> [Goal]: With the pictures left out, copy the listing below exactly.

+ + + +

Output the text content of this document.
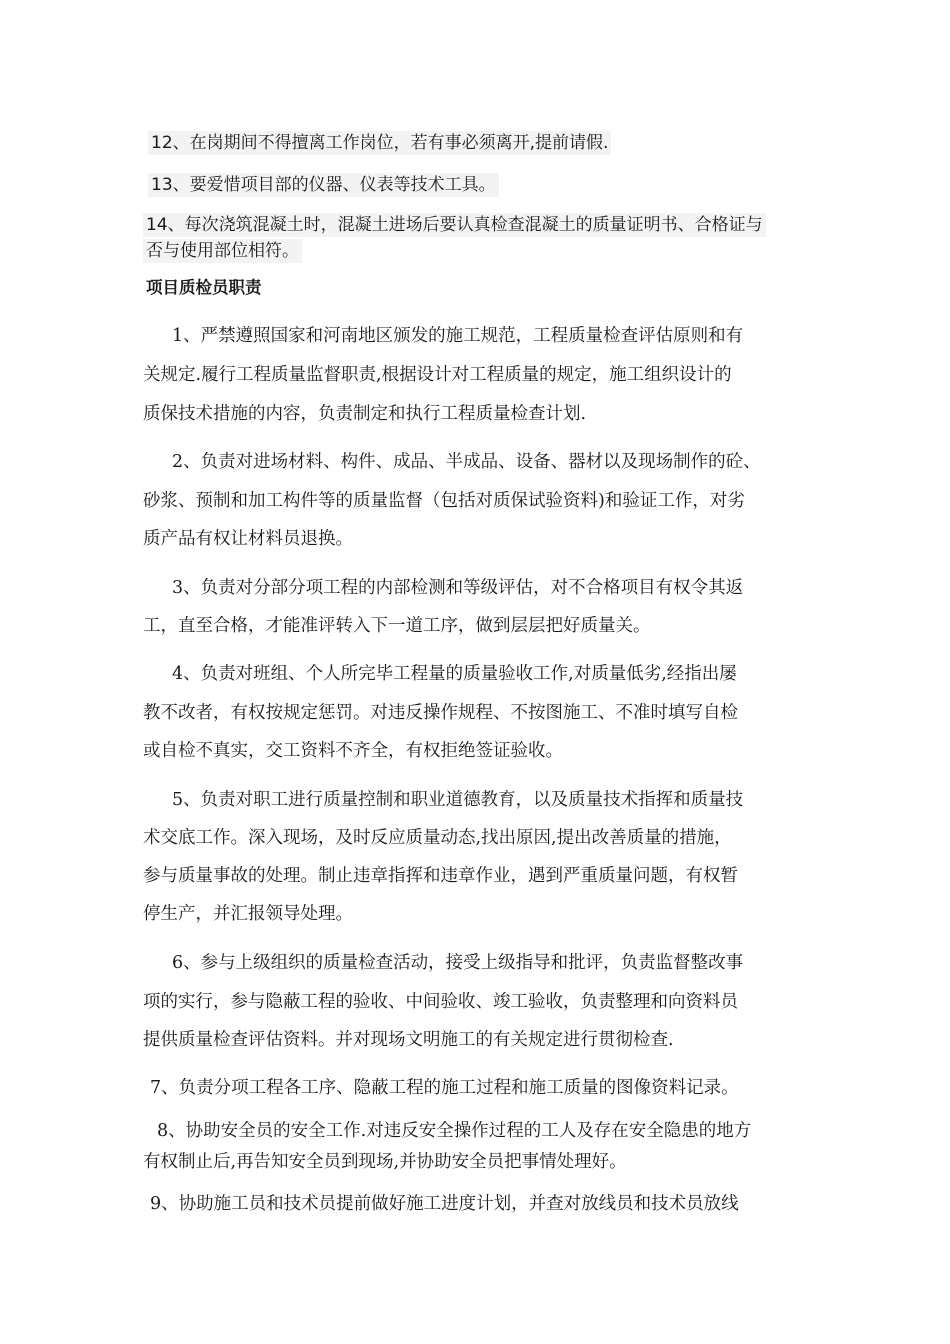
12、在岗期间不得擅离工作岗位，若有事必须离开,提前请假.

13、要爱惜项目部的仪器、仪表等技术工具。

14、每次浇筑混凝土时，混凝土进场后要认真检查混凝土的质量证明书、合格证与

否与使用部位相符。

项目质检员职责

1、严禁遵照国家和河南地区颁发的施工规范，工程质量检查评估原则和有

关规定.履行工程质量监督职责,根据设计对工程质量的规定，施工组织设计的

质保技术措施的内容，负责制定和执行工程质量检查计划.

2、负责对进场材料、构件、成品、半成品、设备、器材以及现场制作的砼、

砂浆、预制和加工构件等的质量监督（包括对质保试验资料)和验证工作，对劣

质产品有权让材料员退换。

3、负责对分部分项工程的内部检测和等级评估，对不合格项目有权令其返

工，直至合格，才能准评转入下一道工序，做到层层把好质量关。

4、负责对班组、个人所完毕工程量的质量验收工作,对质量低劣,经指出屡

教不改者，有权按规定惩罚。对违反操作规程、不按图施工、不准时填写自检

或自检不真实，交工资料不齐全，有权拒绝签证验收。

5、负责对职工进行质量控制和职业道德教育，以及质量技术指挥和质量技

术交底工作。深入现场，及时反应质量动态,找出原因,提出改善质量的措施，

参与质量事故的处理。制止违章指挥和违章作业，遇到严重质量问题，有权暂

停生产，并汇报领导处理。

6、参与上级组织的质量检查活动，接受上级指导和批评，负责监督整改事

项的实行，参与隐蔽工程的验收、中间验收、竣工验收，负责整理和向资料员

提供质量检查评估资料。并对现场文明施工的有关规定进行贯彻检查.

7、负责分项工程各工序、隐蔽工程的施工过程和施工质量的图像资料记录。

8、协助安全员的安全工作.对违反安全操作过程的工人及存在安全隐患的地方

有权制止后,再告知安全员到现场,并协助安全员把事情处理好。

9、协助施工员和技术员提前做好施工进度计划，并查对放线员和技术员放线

+ + + +

> [Answer for the task]:
Output the text content of this document.
12、在岗期间不得擅离工作岗位，若有事必须离开,提前请假.

13、要爱惜项目部的仪器、仪表等技术工具。

14、每次浇筑混凝土时，混凝土进场后要认真检查混凝土的质量证明书、合格证与

否与使用部位相符。

项目质检员职责

1、严禁遵照国家和河南地区颁发的施工规范，工程质量检查评估原则和有

关规定.履行工程质量监督职责,根据设计对工程质量的规定，施工组织设计的

质保技术措施的内容，负责制定和执行工程质量检查计划.

2、负责对进场材料、构件、成品、半成品、设备、器材以及现场制作的砼、

砂浆、预制和加工构件等的质量监督（包括对质保试验资料)和验证工作，对劣

质产品有权让材料员退换。

3、负责对分部分项工程的内部检测和等级评估，对不合格项目有权令其返

工，直至合格，才能准评转入下一道工序，做到层层把好质量关。

4、负责对班组、个人所完毕工程量的质量验收工作,对质量低劣,经指出屡

教不改者，有权按规定惩罚。对违反操作规程、不按图施工、不准时填写自检

或自检不真实，交工资料不齐全，有权拒绝签证验收。

5、负责对职工进行质量控制和职业道德教育，以及质量技术指挥和质量技

术交底工作。深入现场，及时反应质量动态,找出原因,提出改善质量的措施，

参与质量事故的处理。制止违章指挥和违章作业，遇到严重质量问题，有权暂

停生产，并汇报领导处理。

6、参与上级组织的质量检查活动，接受上级指导和批评，负责监督整改事

项的实行，参与隐蔽工程的验收、中间验收、竣工验收，负责整理和向资料员

提供质量检查评估资料。并对现场文明施工的有关规定进行贯彻检查.

7、负责分项工程各工序、隐蔽工程的施工过程和施工质量的图像资料记录。

8、协助安全员的安全工作.对违反安全操作过程的工人及存在安全隐患的地方

有权制止后,再告知安全员到现场,并协助安全员把事情处理好。

9、协助施工员和技术员提前做好施工进度计划，并查对放线员和技术员放线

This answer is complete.